Reading text -
--- Begin ---
Sunday, 26 October 2008

i kissed your lips , i held your hand , shared your dreams and shared your bed (8)



heeey babess!!
heehee today was gid (:
met ryan at the bridge
walked down to scotmid
.
but guess whit !
they never had the dip ryan wanted !!!
so we had to walk alll the bloody wayy to davy hills!
" i kehn its a total stomp but its worth it "
lol
so we got the dip and pringles
simon was being a gimp and not coming out
so we sat on ryans doorstep and ate and drank boost
.
then we walked to mines
the door was locked
grrrr.
so we walked to ryans sisters (:
.
watched scrubs (: ftw !
then ryan made pizza
his pizza making skills are gid (:
then i shunned him whilst it was cooking
and got threatened with a pizza cutter !
scary mate lol
.
but ayee we ate pizza
snuggled up on the couch with the cover..
i sat on the floor...
decided to be a tad annoying
it worked and i got attention lol (:
.
ooo ooo i cant take compliments :/
they make me nervous (n)
.
but ayeee i love spending time with him
makes the days better
todayy actually made me realise how lucky i am
to have a utterly AMAZING boyfriend
who i would do anything for (:
and again....
.
i have "maternal instincts "
what the helll ?
it starting to worry me
i never usually tidy or wash dishes after me..
maybe im just growing up a bit (:
.
i also had a nice wee convo with dean on the phone
like 10 mins ago ...
was funny (:
.
catch mate (:
xox

sorry (n)

so shit btw :(
once again ive fucked up :(
it always me...
i dont mean to ...
but after it i realise
that i fucked up big time
.
i honestly think im just a general fuck up
it always happens :(
and after it all fucked up so much...
--- End ---
Recorded information -
--- Begin ---
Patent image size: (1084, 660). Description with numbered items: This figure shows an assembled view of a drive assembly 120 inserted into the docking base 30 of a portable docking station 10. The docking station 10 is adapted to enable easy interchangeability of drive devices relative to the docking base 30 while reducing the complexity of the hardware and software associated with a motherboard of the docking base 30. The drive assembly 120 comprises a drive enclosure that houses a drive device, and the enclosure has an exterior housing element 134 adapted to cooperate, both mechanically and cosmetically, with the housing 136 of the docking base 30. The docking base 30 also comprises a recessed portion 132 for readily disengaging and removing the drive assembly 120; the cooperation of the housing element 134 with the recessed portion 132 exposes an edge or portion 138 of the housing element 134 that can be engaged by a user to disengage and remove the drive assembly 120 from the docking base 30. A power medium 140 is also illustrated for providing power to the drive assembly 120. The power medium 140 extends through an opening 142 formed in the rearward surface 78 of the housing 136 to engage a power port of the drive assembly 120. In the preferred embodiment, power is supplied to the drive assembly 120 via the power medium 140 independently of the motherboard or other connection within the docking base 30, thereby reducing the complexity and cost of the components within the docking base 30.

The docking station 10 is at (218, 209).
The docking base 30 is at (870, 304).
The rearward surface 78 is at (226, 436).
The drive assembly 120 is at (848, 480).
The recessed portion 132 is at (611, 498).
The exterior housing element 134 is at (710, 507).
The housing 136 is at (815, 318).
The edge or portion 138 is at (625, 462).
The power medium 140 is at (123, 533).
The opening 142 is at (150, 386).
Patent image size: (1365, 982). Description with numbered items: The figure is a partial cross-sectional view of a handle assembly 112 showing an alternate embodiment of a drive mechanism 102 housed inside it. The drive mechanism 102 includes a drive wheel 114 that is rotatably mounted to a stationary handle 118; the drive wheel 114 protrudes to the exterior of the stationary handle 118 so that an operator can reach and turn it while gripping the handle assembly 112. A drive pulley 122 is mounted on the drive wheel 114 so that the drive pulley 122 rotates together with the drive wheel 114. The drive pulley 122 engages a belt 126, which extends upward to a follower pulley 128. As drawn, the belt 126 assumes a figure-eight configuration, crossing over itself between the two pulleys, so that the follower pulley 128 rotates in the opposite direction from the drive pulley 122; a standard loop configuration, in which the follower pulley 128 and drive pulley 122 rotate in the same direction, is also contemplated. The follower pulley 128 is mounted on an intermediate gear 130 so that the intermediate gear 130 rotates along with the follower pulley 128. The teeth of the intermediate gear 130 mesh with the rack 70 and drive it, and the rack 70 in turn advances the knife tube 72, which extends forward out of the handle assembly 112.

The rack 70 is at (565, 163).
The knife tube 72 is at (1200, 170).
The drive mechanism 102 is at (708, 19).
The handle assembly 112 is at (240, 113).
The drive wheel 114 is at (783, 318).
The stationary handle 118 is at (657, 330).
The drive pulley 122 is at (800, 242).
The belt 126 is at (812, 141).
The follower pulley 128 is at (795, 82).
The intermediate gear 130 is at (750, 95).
--- End ---
--- Begin ---
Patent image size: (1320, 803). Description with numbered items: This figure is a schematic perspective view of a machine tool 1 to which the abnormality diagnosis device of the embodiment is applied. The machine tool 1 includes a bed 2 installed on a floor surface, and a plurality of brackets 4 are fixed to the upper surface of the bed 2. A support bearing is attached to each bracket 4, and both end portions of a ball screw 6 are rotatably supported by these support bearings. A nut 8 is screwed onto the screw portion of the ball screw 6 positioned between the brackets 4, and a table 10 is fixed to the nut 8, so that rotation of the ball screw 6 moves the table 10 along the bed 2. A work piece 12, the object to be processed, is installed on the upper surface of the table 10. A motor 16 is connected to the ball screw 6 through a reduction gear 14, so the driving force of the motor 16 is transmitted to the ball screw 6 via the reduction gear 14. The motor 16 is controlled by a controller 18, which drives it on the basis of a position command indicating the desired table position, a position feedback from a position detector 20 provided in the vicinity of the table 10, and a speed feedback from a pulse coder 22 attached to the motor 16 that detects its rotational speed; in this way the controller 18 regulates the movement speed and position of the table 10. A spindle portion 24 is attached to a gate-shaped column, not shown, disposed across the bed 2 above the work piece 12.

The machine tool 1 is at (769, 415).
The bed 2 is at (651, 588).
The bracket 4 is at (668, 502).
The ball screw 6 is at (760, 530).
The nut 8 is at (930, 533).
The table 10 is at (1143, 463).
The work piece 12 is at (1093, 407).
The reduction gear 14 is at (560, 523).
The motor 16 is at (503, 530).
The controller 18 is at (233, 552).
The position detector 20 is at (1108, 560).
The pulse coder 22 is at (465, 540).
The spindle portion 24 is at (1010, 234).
--- End ---
Tasks -
(1) Duplicate the stretch of the blog post from "i kissed your" through "ryan wanted !!!".
(2) Answer these questions about the blog post:
(a) Where did the writer meet Ryan?
(b) What show did they watch at Ryan's sister's?
(c) Who did the writer talk with on the phone?
(3) Can you resume the blog post from its last line, carrying on in the same voice?

Task answers -
(1)
i kissed your lips , i held your hand , shared your dreams and shared your bed (8)



heeey babess!!
heehee today was gid (:
met ryan at the bridge
walked down to scotmid
.
but guess whit !
they never had the dip ryan wanted !!!

(2)
(a) At the bridge.
(b) Scrubs.
(c) Dean.

(3)
my friends are like
" yee didnt deserve that "
or
"it wasnt your fault"
when ive realised ....
it usually is ...
.
maybe im not meant to be happy :(
i am ...when im not fucking up
which seems to be like every 2 weeks lately
but when we fall out i just feel like shit
atm...i could honestly cry..
it just every fucking time !!
i always fuck up by acccident :(
.
im sorry i lied
i thought ...
you know what im not making excuses for myself
.
im sorry i lied :(
and i just hope...this doesnt change anything
ive never lied to you before
you know ive told you the truth about ...
the things i know you dont want to hear
but i know i have to tell you,
about everything
including when i tell you i love you more than anything :(
.
xox

Saturday, 25 October 2008

mehh...good or bad ? who knows 8-)

ayee so...yesterday i helped ryan babysit (:
i apparently have "maternal instincts "
lol (:
but ....i dont want a baby lol
.
so today..being saturday
went uptown ..
got a total amazing
top outta newlook for
the party
.
so this party
was ok i spose(:
me and amber *vodka shots + fags ftw!*
seriously sitting in the barbeque hut
" nicole i love yee babe ! give me hugs !!"
"ok :D"
.
ahaa was quite funny
sept i was on a train
which i didnt like
my bottom lips all cut
but kays mints and dionnes polo mints
kinda stopped me a bit
.
sorry for tht ^^
i didnt want to admit it at the party
as i was a bit ...
yeh ...
to use wallaces word
"fleeing"
.
i like vodka ..and smirnofff ice
but thats "poooof juice"
so im not allowed to admit i like it
oopsies XD
.
but ayee im on my come down
im crabby
and i cant sleep :
sooo meeeh
byee :
.
ps. i love rm <3(:
mega muchh babe !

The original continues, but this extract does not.